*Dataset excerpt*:
..........
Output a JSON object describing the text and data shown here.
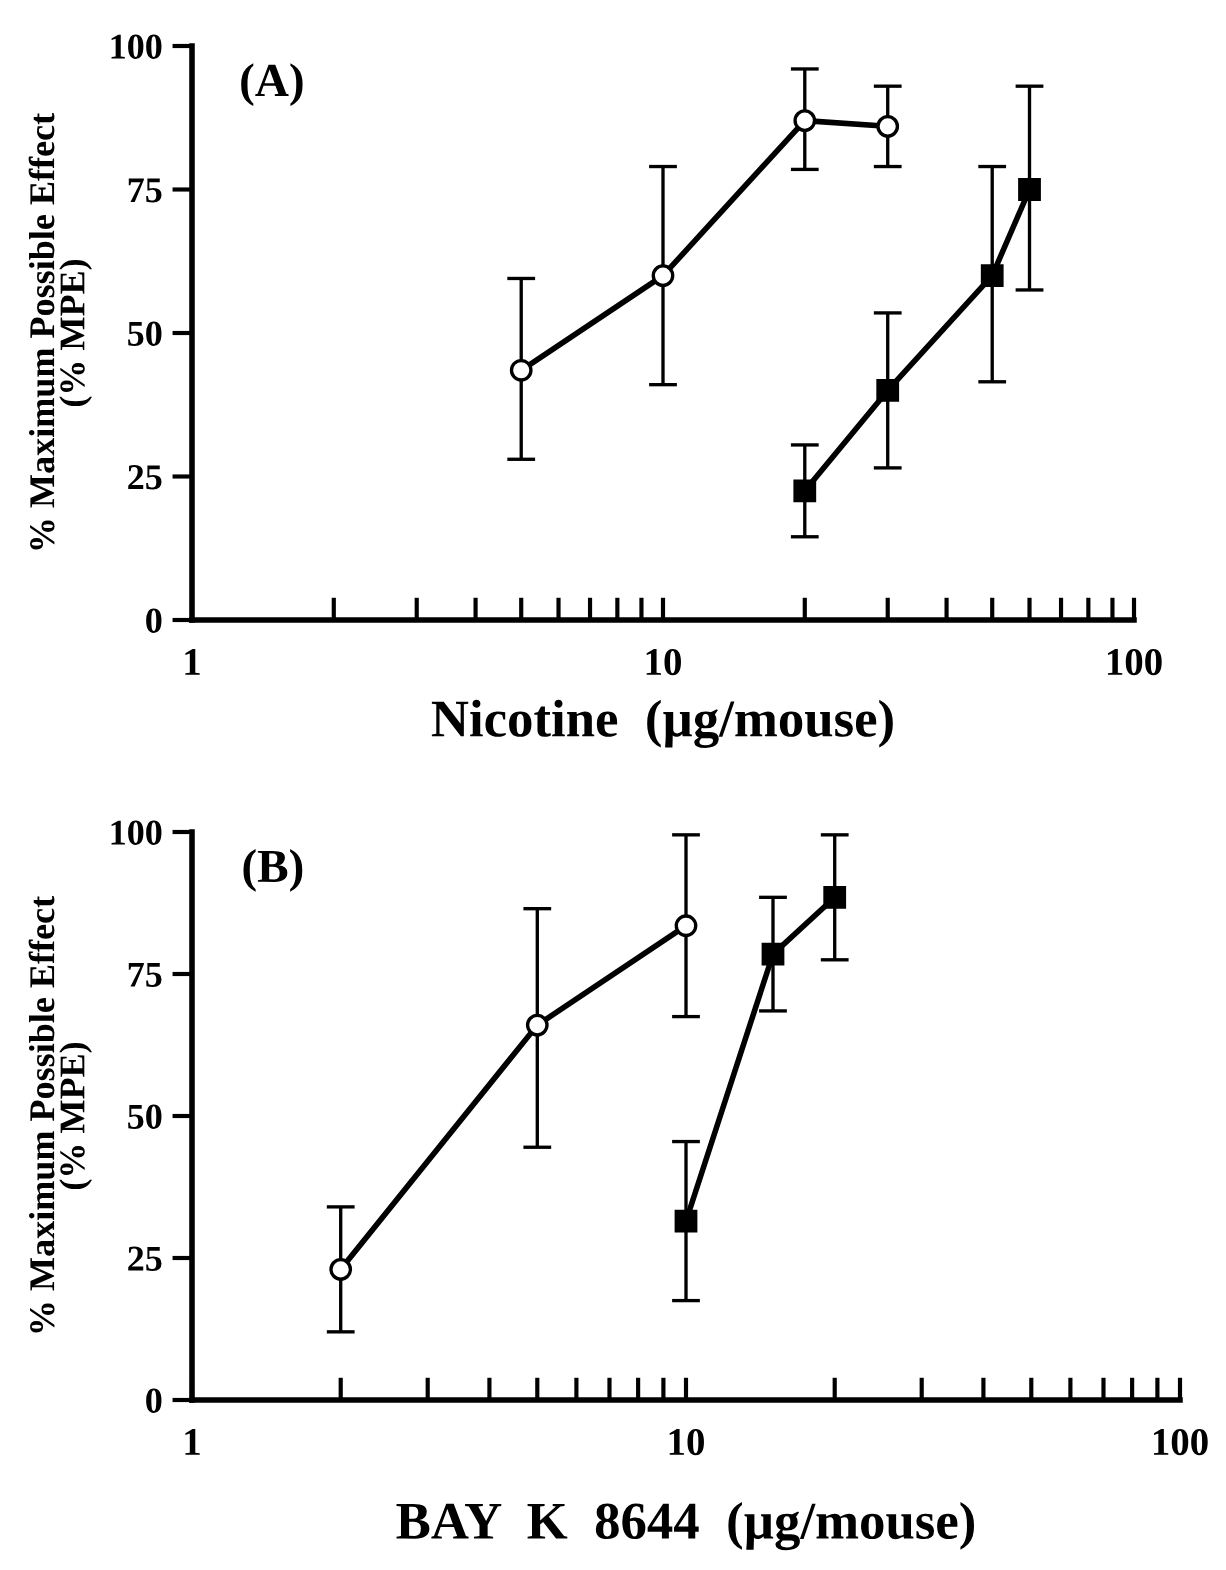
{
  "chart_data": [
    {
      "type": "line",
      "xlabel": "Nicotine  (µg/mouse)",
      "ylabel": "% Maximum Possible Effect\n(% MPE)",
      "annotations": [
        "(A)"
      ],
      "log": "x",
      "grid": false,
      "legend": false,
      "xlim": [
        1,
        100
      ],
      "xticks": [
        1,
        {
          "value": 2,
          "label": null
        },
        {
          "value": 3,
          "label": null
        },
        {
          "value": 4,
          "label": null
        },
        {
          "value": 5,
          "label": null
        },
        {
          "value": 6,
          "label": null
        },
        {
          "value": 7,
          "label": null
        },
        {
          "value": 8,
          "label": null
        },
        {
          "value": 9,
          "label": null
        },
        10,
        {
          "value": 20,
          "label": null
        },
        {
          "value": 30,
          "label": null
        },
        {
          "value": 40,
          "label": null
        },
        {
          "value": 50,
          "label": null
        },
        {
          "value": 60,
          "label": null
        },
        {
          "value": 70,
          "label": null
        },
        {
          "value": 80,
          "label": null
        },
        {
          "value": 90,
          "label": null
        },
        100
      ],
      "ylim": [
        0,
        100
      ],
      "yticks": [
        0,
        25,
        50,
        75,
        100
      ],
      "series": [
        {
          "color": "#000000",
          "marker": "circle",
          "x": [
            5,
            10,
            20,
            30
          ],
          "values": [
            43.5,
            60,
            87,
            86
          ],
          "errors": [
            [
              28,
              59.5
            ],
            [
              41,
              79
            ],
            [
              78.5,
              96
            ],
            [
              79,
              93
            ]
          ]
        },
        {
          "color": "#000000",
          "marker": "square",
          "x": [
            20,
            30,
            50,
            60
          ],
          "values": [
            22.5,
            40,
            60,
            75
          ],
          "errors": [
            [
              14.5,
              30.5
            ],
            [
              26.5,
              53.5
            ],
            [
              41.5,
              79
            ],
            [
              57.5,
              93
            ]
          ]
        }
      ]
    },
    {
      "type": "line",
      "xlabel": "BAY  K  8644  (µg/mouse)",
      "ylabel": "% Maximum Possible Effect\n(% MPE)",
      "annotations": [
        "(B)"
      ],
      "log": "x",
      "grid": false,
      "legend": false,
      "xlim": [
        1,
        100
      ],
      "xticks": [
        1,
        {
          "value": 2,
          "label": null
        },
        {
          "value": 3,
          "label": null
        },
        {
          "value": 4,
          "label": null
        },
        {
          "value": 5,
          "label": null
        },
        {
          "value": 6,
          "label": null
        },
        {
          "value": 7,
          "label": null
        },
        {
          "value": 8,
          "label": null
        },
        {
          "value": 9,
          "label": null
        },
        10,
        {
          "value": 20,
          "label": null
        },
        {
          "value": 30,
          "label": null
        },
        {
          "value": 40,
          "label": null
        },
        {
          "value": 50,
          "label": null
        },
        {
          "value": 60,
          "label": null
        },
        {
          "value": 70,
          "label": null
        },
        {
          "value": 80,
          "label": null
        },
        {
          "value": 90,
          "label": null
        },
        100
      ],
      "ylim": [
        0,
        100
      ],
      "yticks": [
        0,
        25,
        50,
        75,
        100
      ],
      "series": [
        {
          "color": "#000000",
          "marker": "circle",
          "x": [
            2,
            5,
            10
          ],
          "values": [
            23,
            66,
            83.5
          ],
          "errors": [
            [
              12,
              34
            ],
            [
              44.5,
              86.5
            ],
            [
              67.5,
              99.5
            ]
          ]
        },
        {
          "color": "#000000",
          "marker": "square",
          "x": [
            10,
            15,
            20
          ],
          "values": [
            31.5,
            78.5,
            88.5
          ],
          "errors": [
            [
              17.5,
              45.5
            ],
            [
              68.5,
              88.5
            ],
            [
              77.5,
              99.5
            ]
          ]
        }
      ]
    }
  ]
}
..........
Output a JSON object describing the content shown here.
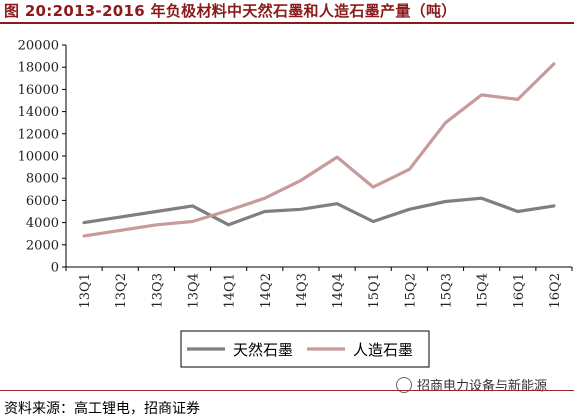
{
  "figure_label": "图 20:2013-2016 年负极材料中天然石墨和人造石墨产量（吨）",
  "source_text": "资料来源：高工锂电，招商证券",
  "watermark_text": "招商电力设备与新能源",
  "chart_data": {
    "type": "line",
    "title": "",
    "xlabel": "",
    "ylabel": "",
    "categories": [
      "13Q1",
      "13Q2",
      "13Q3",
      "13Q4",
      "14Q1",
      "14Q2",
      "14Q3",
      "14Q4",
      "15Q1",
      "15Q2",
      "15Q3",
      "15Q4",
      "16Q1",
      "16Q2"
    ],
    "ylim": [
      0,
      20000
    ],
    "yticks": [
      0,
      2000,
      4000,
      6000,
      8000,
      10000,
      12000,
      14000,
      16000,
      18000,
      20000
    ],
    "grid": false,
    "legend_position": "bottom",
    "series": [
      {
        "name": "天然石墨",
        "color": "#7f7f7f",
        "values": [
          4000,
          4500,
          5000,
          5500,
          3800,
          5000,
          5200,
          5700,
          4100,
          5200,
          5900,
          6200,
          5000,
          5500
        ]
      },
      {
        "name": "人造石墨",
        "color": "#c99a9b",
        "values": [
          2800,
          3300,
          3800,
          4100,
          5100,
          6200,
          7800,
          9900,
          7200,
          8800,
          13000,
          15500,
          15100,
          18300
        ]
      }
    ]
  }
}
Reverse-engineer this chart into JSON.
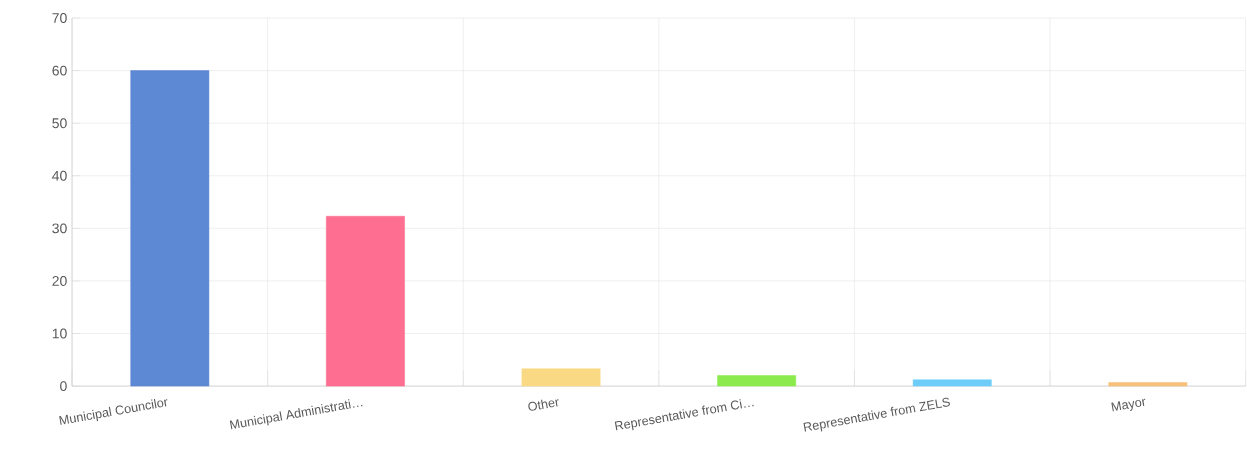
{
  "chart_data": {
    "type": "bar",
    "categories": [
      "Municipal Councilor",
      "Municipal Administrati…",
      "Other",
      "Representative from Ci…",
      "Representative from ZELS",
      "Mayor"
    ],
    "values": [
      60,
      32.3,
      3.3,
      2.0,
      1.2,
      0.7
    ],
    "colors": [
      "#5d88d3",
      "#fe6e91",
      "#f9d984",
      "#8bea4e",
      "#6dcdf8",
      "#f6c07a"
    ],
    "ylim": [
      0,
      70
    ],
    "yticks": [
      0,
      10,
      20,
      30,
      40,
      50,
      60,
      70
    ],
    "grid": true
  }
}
..........
*Given instruction*: Find each line holding the string "mouse" and copy it out.

*Answer to the task*:
      "xlabel": "Nicotine  (µg/mouse)",
      "xlabel": "BAY  K  8644  (µg/mouse)",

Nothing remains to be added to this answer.